* **What this task involves**
Say how many lines contain the word "khusyuk" and give no other text.

* **Data for the task**
● ● ● ● ● ● ●
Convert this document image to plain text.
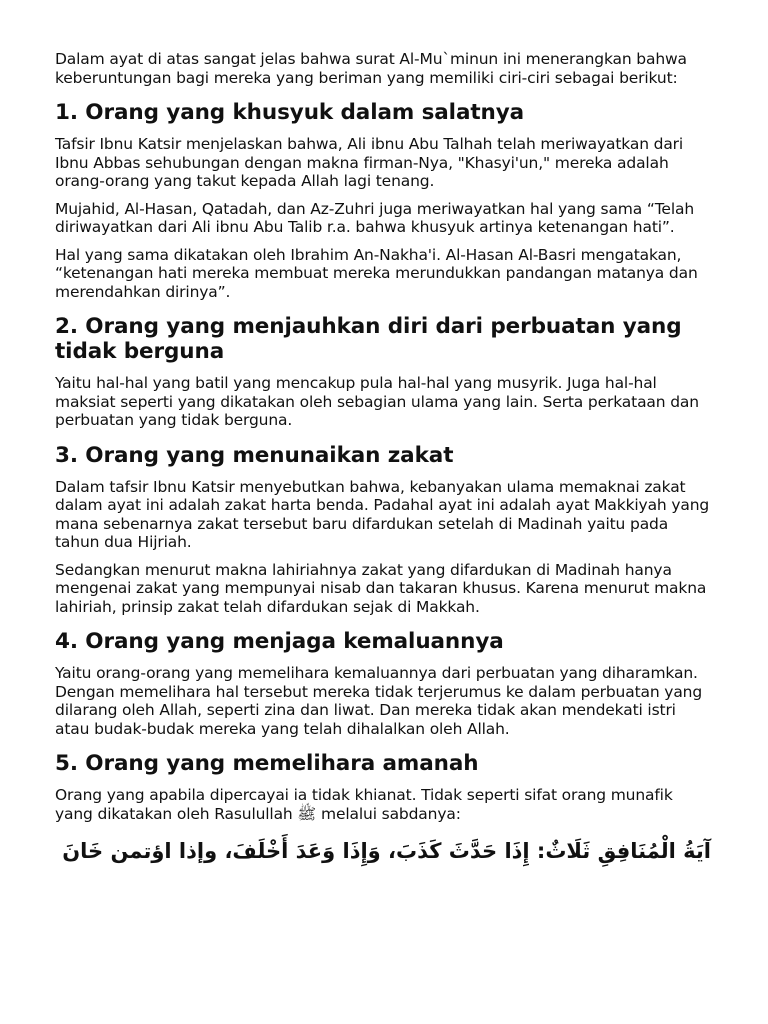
Dalam ayat di atas sangat jelas bahwa surat Al-Mu`minun ini menerangkan bahwa keberuntungan bagi mereka yang beriman yang memiliki ciri-ciri sebagai berikut:

1. Orang yang khusyuk dalam salatnya

Tafsir Ibnu Katsir menjelaskan bahwa, Ali ibnu Abu Talhah telah meriwayatkan dari Ibnu Abbas sehubungan dengan makna firman-Nya, "Khasyi'un," mereka adalah orang-orang yang takut kepada Allah lagi tenang.

Mujahid, Al-Hasan, Qatadah, dan Az-Zuhri juga meriwayatkan hal yang sama “Telah diriwayatkan dari Ali ibnu Abu Talib r.a. bahwa khusyuk artinya ketenangan hati”.

Hal yang sama dikatakan oleh Ibrahim An-Nakha'i. Al-Hasan Al-Basri mengatakan, “ketenangan hati mereka membuat mereka merundukkan pandangan matanya dan merendahkan dirinya”.

2. Orang yang menjauhkan diri dari perbuatan yang tidak berguna

Yaitu hal-hal yang batil yang mencakup pula hal-hal yang musyrik. Juga hal-hal maksiat seperti yang dikatakan oleh sebagian ulama yang lain. Serta perkataan dan perbuatan yang tidak berguna.

3. Orang yang menunaikan zakat

Dalam tafsir Ibnu Katsir menyebutkan bahwa, kebanyakan ulama memaknai zakat dalam ayat ini adalah zakat harta benda. Padahal ayat ini adalah ayat Makkiyah yang mana sebenarnya zakat tersebut baru difardukan setelah di Madinah yaitu pada tahun dua Hijriah.

Sedangkan menurut makna lahiriahnya zakat yang difardukan di Madinah hanya mengenai zakat yang mempunyai nisab dan takaran khusus. Karena menurut makna lahiriah, prinsip zakat telah difardukan sejak di Makkah.

4. Orang yang menjaga kemaluannya

Yaitu orang-orang yang memelihara kemaluannya dari perbuatan yang diharamkan. Dengan memelihara hal tersebut mereka tidak terjerumus ke dalam perbuatan yang dilarang oleh Allah, seperti zina dan liwat. Dan mereka tidak akan mendekati istri atau budak-budak mereka yang telah dihalalkan oleh Allah.

5. Orang yang memelihara amanah

Orang yang apabila dipercayai ia tidak khianat. Tidak seperti sifat orang munafik yang dikatakan oleh Rasulullah ﷺ melalui sabdanya:

آيَةُ الْمُنَافِقِ ثَلَاثٌ: إِذَا حَدَّثَ كَذَبَ، وَإِذَا وَعَدَ أَخْلَفَ، وإذا اؤتمن خَانَ
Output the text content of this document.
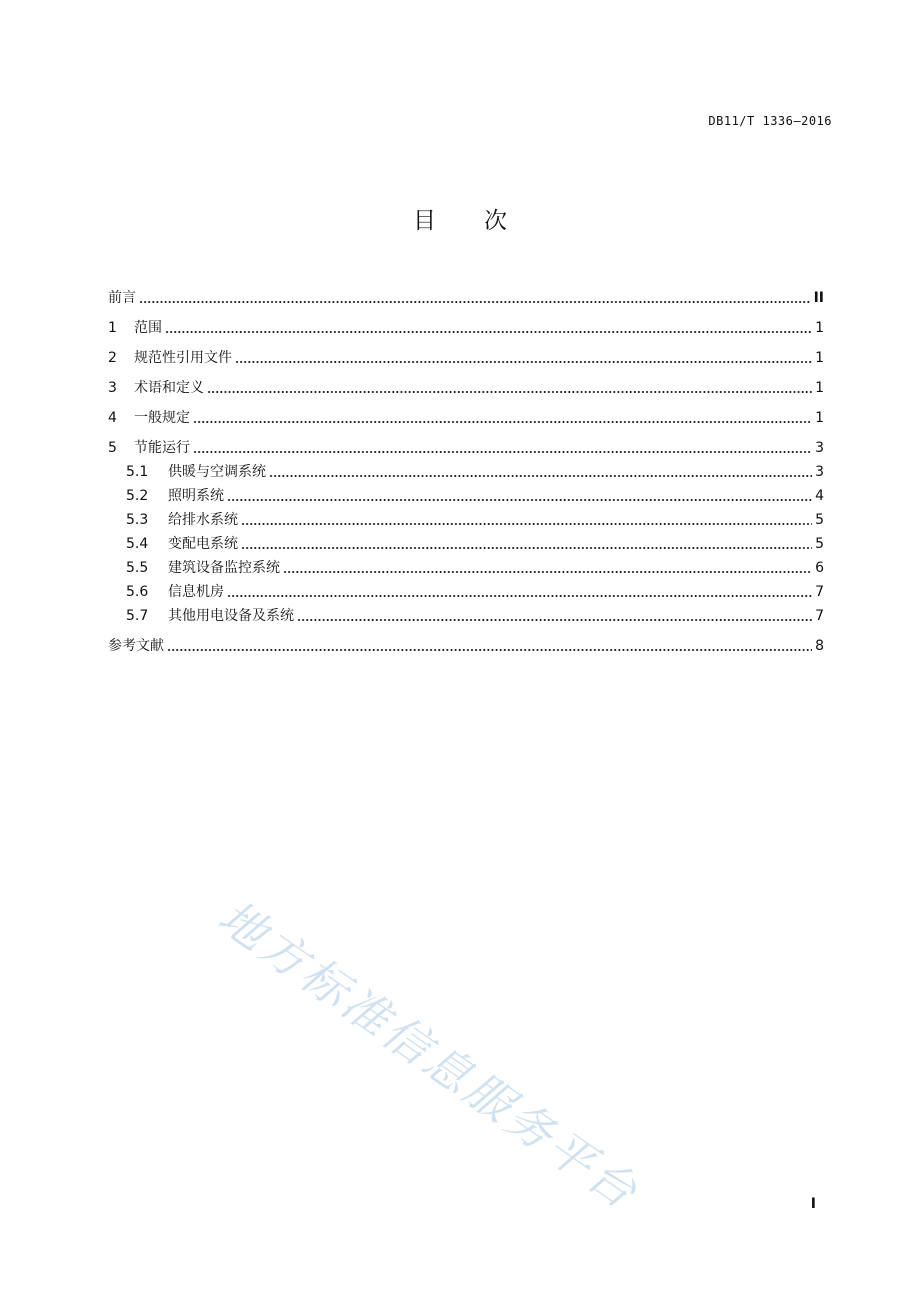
DB11/T 1336—2016
目次
前言	II
1	范围	1
2	规范性引用文件	1
3	术语和定义	1
4	一般规定	1
5	节能运行	3
5.1	供暖与空调系统	3
5.2	照明系统	4
5.3	给排水系统	5
5.4	变配电系统	5
5.5	建筑设备监控系统	6
5.6	信息机房	7
5.7	其他用电设备及系统	7
参考文献	8
地方标准信息服务平台	I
● ● ● ● ● ● ●
* **Solution to this problem**
2